WHAT IS EXPECTED.
In the entries that follow, how many lines hold the string "운동화를"? Give only that number.
↓↓↓
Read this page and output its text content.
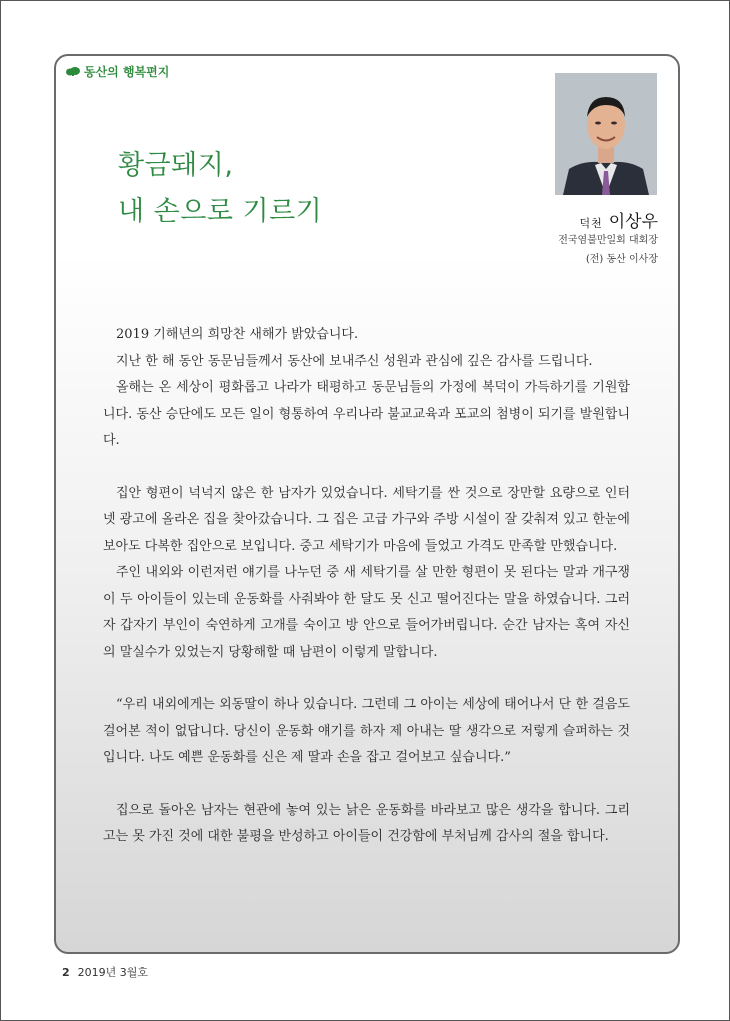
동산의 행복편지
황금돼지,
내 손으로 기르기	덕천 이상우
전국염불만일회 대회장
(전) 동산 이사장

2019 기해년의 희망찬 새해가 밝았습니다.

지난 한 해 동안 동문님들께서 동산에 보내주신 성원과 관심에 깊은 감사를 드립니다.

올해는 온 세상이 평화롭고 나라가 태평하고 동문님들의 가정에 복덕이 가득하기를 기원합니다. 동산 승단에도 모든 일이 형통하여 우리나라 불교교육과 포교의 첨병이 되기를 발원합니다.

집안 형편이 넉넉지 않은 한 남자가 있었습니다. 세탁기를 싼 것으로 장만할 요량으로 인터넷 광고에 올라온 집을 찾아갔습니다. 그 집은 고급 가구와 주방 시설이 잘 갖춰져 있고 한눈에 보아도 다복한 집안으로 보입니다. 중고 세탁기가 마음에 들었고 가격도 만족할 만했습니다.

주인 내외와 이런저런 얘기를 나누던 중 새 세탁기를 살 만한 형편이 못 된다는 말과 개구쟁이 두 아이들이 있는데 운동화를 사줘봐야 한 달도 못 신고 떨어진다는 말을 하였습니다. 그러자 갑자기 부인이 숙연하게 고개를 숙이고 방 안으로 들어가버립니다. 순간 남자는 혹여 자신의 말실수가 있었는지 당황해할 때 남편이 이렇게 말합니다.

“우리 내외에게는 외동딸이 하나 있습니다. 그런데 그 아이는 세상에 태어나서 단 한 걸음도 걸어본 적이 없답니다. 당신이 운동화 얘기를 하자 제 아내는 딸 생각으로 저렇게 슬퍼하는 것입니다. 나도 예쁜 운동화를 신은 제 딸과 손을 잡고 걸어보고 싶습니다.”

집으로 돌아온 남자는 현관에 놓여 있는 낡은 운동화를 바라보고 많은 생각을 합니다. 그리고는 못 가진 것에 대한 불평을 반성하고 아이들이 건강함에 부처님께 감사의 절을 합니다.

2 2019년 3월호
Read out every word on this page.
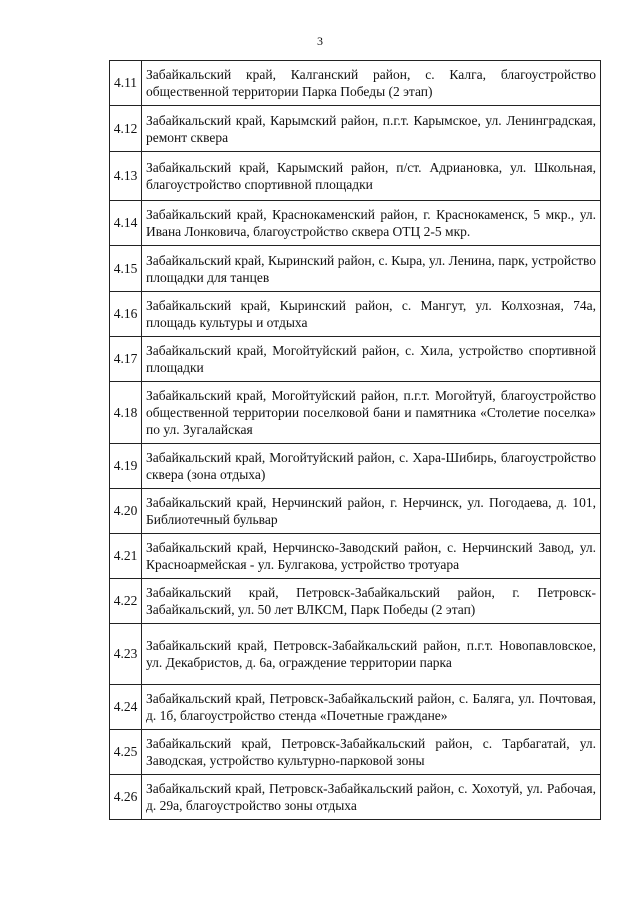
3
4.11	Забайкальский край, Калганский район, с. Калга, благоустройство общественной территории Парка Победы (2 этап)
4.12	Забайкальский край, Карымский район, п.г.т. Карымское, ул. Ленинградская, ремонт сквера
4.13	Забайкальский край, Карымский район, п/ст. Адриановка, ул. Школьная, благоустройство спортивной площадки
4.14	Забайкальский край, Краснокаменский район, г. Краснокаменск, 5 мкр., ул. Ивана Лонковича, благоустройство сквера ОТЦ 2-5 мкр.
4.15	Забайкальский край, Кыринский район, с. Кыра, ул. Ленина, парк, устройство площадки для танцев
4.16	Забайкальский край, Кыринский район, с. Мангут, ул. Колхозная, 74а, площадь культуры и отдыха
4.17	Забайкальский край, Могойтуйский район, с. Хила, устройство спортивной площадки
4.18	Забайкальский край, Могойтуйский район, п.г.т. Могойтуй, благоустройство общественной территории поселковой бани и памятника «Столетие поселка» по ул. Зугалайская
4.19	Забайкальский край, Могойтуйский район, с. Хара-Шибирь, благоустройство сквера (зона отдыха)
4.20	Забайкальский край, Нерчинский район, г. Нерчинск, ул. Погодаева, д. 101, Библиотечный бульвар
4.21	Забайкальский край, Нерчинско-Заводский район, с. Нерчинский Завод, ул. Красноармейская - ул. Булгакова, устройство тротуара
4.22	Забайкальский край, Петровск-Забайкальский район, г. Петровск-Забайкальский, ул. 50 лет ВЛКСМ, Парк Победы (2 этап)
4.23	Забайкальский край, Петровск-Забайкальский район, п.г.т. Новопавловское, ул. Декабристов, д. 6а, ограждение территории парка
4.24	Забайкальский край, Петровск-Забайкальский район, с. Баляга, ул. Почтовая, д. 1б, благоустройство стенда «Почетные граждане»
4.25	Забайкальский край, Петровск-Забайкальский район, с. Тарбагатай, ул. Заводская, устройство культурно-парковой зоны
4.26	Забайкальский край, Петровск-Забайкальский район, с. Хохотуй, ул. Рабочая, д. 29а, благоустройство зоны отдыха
↑↑↑
TASK RESPONSE.
3